[Rows from a figure dataset]

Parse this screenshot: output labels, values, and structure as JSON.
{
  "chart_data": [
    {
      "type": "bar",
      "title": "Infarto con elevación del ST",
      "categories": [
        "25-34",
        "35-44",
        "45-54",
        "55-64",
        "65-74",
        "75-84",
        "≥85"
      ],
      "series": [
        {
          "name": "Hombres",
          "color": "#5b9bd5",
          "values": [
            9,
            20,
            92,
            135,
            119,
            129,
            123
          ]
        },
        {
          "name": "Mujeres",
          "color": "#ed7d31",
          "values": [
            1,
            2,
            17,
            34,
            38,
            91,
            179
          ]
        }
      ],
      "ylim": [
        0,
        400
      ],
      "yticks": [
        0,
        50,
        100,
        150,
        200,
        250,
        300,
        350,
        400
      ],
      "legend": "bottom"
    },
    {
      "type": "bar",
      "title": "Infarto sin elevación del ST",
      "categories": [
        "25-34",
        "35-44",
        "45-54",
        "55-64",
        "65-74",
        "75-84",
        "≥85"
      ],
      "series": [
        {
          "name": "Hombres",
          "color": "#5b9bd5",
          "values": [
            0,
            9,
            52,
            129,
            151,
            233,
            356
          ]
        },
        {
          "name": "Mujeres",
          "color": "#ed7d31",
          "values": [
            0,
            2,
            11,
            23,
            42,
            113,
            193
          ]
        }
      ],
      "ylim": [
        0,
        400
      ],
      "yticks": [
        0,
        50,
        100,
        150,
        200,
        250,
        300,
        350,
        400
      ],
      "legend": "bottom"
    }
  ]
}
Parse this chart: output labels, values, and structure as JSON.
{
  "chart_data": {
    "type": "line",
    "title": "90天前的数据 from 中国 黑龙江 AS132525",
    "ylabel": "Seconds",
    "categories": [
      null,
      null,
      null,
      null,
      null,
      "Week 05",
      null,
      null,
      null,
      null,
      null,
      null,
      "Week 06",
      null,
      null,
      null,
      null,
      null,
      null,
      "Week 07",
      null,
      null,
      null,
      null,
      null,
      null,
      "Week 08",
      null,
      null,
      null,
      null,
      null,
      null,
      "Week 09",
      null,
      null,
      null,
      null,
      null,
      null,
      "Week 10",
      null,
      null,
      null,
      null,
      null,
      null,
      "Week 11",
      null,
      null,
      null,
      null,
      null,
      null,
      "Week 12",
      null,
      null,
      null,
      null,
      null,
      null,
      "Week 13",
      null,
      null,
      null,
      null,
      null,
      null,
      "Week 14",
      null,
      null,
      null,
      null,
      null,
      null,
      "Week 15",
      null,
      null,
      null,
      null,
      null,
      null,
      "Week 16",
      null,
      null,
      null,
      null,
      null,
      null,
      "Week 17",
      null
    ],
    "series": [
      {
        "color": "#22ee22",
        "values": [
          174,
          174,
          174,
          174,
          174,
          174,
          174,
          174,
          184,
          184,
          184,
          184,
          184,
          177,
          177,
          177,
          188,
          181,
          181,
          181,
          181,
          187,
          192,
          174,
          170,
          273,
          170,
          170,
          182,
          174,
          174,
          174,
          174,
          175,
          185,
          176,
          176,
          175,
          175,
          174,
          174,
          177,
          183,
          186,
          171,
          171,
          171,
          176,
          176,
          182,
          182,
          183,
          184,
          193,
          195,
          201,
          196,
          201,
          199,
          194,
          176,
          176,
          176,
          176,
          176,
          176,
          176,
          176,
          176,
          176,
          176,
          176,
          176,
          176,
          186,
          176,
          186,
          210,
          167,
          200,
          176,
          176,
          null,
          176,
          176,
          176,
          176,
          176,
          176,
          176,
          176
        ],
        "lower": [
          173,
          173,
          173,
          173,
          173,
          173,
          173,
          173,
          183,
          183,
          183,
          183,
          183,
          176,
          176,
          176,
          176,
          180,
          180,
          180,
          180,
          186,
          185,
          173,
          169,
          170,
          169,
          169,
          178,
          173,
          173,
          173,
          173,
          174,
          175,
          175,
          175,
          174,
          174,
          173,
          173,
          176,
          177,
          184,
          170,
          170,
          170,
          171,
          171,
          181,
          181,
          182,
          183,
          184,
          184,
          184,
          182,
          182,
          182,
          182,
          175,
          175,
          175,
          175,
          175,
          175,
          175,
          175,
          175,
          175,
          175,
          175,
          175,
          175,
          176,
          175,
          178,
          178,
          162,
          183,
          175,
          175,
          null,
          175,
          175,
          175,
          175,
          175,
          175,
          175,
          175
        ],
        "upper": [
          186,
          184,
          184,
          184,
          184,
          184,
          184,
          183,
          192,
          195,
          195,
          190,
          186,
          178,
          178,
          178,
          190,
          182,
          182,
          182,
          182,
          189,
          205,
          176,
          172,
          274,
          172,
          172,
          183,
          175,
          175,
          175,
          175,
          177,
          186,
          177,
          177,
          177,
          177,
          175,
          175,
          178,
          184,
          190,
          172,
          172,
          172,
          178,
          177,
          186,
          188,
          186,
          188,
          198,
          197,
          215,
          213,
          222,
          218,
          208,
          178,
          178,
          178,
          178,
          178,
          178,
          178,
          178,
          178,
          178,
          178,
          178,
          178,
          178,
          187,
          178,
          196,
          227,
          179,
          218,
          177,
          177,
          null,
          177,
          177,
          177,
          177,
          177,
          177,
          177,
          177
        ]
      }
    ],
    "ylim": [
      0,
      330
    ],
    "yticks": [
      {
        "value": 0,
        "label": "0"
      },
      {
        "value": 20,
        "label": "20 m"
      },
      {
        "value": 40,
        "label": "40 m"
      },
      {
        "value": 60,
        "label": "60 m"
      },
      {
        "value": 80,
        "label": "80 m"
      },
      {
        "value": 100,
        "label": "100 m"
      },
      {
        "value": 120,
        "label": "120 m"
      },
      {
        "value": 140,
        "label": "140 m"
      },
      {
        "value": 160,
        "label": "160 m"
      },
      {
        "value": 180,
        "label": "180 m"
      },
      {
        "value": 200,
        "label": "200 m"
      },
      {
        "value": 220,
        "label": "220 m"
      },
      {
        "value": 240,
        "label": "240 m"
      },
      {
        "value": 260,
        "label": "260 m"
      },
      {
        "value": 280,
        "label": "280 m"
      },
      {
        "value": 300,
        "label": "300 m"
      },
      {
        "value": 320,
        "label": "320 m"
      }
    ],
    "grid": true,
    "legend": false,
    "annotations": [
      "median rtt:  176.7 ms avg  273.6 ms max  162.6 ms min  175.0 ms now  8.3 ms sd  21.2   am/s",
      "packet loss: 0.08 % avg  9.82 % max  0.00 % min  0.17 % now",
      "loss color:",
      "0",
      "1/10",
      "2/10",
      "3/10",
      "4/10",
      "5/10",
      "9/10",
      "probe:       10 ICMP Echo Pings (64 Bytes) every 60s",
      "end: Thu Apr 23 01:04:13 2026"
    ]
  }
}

▸ **Job**:
Repeat the listing above without any change.

▸ **Result for this task**:
Parse this screenshot: output labels, values, and structure as JSON.
{
  "chart_data": [
    {
      "type": "bar",
      "title": "Infarto con elevación del ST",
      "categories": [
        "25-34",
        "35-44",
        "45-54",
        "55-64",
        "65-74",
        "75-84",
        "≥85"
      ],
      "series": [
        {
          "name": "Hombres",
          "color": "#5b9bd5",
          "values": [
            9,
            20,
            92,
            135,
            119,
            129,
            123
          ]
        },
        {
          "name": "Mujeres",
          "color": "#ed7d31",
          "values": [
            1,
            2,
            17,
            34,
            38,
            91,
            179
          ]
        }
      ],
      "ylim": [
        0,
        400
      ],
      "yticks": [
        0,
        50,
        100,
        150,
        200,
        250,
        300,
        350,
        400
      ],
      "legend": "bottom"
    },
    {
      "type": "bar",
      "title": "Infarto sin elevación del ST",
      "categories": [
        "25-34",
        "35-44",
        "45-54",
        "55-64",
        "65-74",
        "75-84",
        "≥85"
      ],
      "series": [
        {
          "name": "Hombres",
          "color": "#5b9bd5",
          "values": [
            0,
            9,
            52,
            129,
            151,
            233,
            356
          ]
        },
        {
          "name": "Mujeres",
          "color": "#ed7d31",
          "values": [
            0,
            2,
            11,
            23,
            42,
            113,
            193
          ]
        }
      ],
      "ylim": [
        0,
        400
      ],
      "yticks": [
        0,
        50,
        100,
        150,
        200,
        250,
        300,
        350,
        400
      ],
      "legend": "bottom"
    }
  ]
}
Parse this chart: output labels, values, and structure as JSON.
{
  "chart_data": {
    "type": "line",
    "title": "90天前的数据 from 中国 黑龙江 AS132525",
    "ylabel": "Seconds",
    "categories": [
      null,
      null,
      null,
      null,
      null,
      "Week 05",
      null,
      null,
      null,
      null,
      null,
      null,
      "Week 06",
      null,
      null,
      null,
      null,
      null,
      null,
      "Week 07",
      null,
      null,
      null,
      null,
      null,
      null,
      "Week 08",
      null,
      null,
      null,
      null,
      null,
      null,
      "Week 09",
      null,
      null,
      null,
      null,
      null,
      null,
      "Week 10",
      null,
      null,
      null,
      null,
      null,
      null,
      "Week 11",
      null,
      null,
      null,
      null,
      null,
      null,
      "Week 12",
      null,
      null,
      null,
      null,
      null,
      null,
      "Week 13",
      null,
      null,
      null,
      null,
      null,
      null,
      "Week 14",
      null,
      null,
      null,
      null,
      null,
      null,
      "Week 15",
      null,
      null,
      null,
      null,
      null,
      null,
      "Week 16",
      null,
      null,
      null,
      null,
      null,
      null,
      "Week 17",
      null
    ],
    "series": [
      {
        "color": "#22ee22",
        "values": [
          174,
          174,
          174,
          174,
          174,
          174,
          174,
          174,
          184,
          184,
          184,
          184,
          184,
          177,
          177,
          177,
          188,
          181,
          181,
          181,
          181,
          187,
          192,
          174,
          170,
          273,
          170,
          170,
          182,
          174,
          174,
          174,
          174,
          175,
          185,
          176,
          176,
          175,
          175,
          174,
          174,
          177,
          183,
          186,
          171,
          171,
          171,
          176,
          176,
          182,
          182,
          183,
          184,
          193,
          195,
          201,
          196,
          201,
          199,
          194,
          176,
          176,
          176,
          176,
          176,
          176,
          176,
          176,
          176,
          176,
          176,
          176,
          176,
          176,
          186,
          176,
          186,
          210,
          167,
          200,
          176,
          176,
          null,
          176,
          176,
          176,
          176,
          176,
          176,
          176,
          176
        ],
        "lower": [
          173,
          173,
          173,
          173,
          173,
          173,
          173,
          173,
          183,
          183,
          183,
          183,
          183,
          176,
          176,
          176,
          176,
          180,
          180,
          180,
          180,
          186,
          185,
          173,
          169,
          170,
          169,
          169,
          178,
          173,
          173,
          173,
          173,
          174,
          175,
          175,
          175,
          174,
          174,
          173,
          173,
          176,
          177,
          184,
          170,
          170,
          170,
          171,
          171,
          181,
          181,
          182,
          183,
          184,
          184,
          184,
          182,
          182,
          182,
          182,
          175,
          175,
          175,
          175,
          175,
          175,
          175,
          175,
          175,
          175,
          175,
          175,
          175,
          175,
          176,
          175,
          178,
          178,
          162,
          183,
          175,
          175,
          null,
          175,
          175,
          175,
          175,
          175,
          175,
          175,
          175
        ],
        "upper": [
          186,
          184,
          184,
          184,
          184,
          184,
          184,
          183,
          192,
          195,
          195,
          190,
          186,
          178,
          178,
          178,
          190,
          182,
          182,
          182,
          182,
          189,
          205,
          176,
          172,
          274,
          172,
          172,
          183,
          175,
          175,
          175,
          175,
          177,
          186,
          177,
          177,
          177,
          177,
          175,
          175,
          178,
          184,
          190,
          172,
          172,
          172,
          178,
          177,
          186,
          188,
          186,
          188,
          198,
          197,
          215,
          213,
          222,
          218,
          208,
          178,
          178,
          178,
          178,
          178,
          178,
          178,
          178,
          178,
          178,
          178,
          178,
          178,
          178,
          187,
          178,
          196,
          227,
          179,
          218,
          177,
          177,
          null,
          177,
          177,
          177,
          177,
          177,
          177,
          177,
          177
        ]
      }
    ],
    "ylim": [
      0,
      330
    ],
    "yticks": [
      {
        "value": 0,
        "label": "0"
      },
      {
        "value": 20,
        "label": "20 m"
      },
      {
        "value": 40,
        "label": "40 m"
      },
      {
        "value": 60,
        "label": "60 m"
      },
      {
        "value": 80,
        "label": "80 m"
      },
      {
        "value": 100,
        "label": "100 m"
      },
      {
        "value": 120,
        "label": "120 m"
      },
      {
        "value": 140,
        "label": "140 m"
      },
      {
        "value": 160,
        "label": "160 m"
      },
      {
        "value": 180,
        "label": "180 m"
      },
      {
        "value": 200,
        "label": "200 m"
      },
      {
        "value": 220,
        "label": "220 m"
      },
      {
        "value": 240,
        "label": "240 m"
      },
      {
        "value": 260,
        "label": "260 m"
      },
      {
        "value": 280,
        "label": "280 m"
      },
      {
        "value": 300,
        "label": "300 m"
      },
      {
        "value": 320,
        "label": "320 m"
      }
    ],
    "grid": true,
    "legend": false,
    "annotations": [
      "median rtt:  176.7 ms avg  273.6 ms max  162.6 ms min  175.0 ms now  8.3 ms sd  21.2   am/s",
      "packet loss: 0.08 % avg  9.82 % max  0.00 % min  0.17 % now",
      "loss color:",
      "0",
      "1/10",
      "2/10",
      "3/10",
      "4/10",
      "5/10",
      "9/10",
      "probe:       10 ICMP Echo Pings (64 Bytes) every 60s",
      "end: Thu Apr 23 01:04:13 2026"
    ]
  }
}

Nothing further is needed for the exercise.